Write out all of the entries that follow, word for word, but skip the pictures.

[Records about charts and figures]

## START

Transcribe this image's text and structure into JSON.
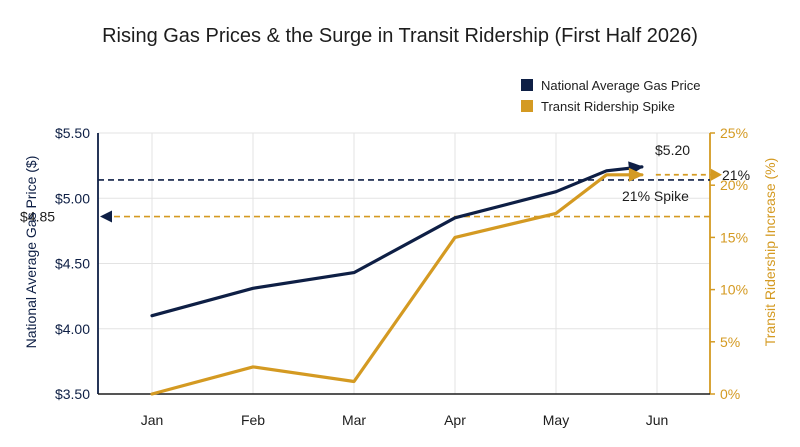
{
  "chart_data": {
    "type": "line",
    "title": "Rising Gas Prices & the Surge in Transit Ridership (First Half 2026)",
    "categories": [
      "Jan",
      "Feb",
      "Mar",
      "Apr",
      "May",
      "Jun"
    ],
    "series": [
      {
        "name": "National Average Gas Price",
        "axis": "left",
        "color": "#0e1f45",
        "x": [
          1,
          2,
          3,
          4,
          5,
          5.5,
          5.85
        ],
        "values": [
          4.1,
          4.31,
          4.43,
          4.85,
          5.05,
          5.21,
          5.24
        ]
      },
      {
        "name": "Transit Ridership Spike",
        "axis": "right",
        "color": "#d49a22",
        "x": [
          1,
          2,
          3,
          4,
          5,
          5.5,
          5.85
        ],
        "values": [
          0,
          2.6,
          1.2,
          15,
          17.3,
          21,
          21
        ]
      }
    ],
    "y_left": {
      "label": "National Average Gas Price ($)",
      "ticks": [
        3.5,
        4.0,
        4.5,
        5.0,
        5.5
      ],
      "tick_labels": [
        "$3.50",
        "$4.00",
        "$4.50",
        "$5.00",
        "$5.50"
      ],
      "range": [
        3.5,
        5.5
      ]
    },
    "y_right": {
      "label": "Transit Ridership Increase (%)",
      "ticks": [
        0,
        5,
        10,
        15,
        20,
        25
      ],
      "tick_labels": [
        "0%",
        "5%",
        "10%",
        "15%",
        "20%",
        "25%"
      ],
      "range": [
        0,
        25
      ]
    },
    "reference_lines": [
      {
        "axis": "left",
        "value": 5.14,
        "color": "#0e1f45",
        "style": "dashed"
      },
      {
        "axis": "right",
        "value": 17,
        "color": "#d49a22",
        "style": "dashed"
      }
    ],
    "annotations": {
      "gas_peak": "$5.20",
      "gas_ref_label": "$4.85",
      "ridership_end": "21%",
      "ridership_spike": "21% Spike"
    },
    "legend": "top-right",
    "grid": true
  }
}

## END

● Result of this task
Transcribe this image's text and structure into JSON.
{
  "chart_data": {
    "type": "line",
    "title": "Rising Gas Prices & the Surge in Transit Ridership (First Half 2026)",
    "categories": [
      "Jan",
      "Feb",
      "Mar",
      "Apr",
      "May",
      "Jun"
    ],
    "series": [
      {
        "name": "National Average Gas Price",
        "axis": "left",
        "color": "#0e1f45",
        "x": [
          1,
          2,
          3,
          4,
          5,
          5.5,
          5.85
        ],
        "values": [
          4.1,
          4.31,
          4.43,
          4.85,
          5.05,
          5.21,
          5.24
        ]
      },
      {
        "name": "Transit Ridership Spike",
        "axis": "right",
        "color": "#d49a22",
        "x": [
          1,
          2,
          3,
          4,
          5,
          5.5,
          5.85
        ],
        "values": [
          0,
          2.6,
          1.2,
          15,
          17.3,
          21,
          21
        ]
      }
    ],
    "y_left": {
      "label": "National Average Gas Price ($)",
      "ticks": [
        3.5,
        4.0,
        4.5,
        5.0,
        5.5
      ],
      "tick_labels": [
        "$3.50",
        "$4.00",
        "$4.50",
        "$5.00",
        "$5.50"
      ],
      "range": [
        3.5,
        5.5
      ]
    },
    "y_right": {
      "label": "Transit Ridership Increase (%)",
      "ticks": [
        0,
        5,
        10,
        15,
        20,
        25
      ],
      "tick_labels": [
        "0%",
        "5%",
        "10%",
        "15%",
        "20%",
        "25%"
      ],
      "range": [
        0,
        25
      ]
    },
    "reference_lines": [
      {
        "axis": "left",
        "value": 5.14,
        "color": "#0e1f45",
        "style": "dashed"
      },
      {
        "axis": "right",
        "value": 17,
        "color": "#d49a22",
        "style": "dashed"
      }
    ],
    "annotations": {
      "gas_peak": "$5.20",
      "gas_ref_label": "$4.85",
      "ridership_end": "21%",
      "ridership_spike": "21% Spike"
    },
    "legend": "top-right",
    "grid": true
  }
}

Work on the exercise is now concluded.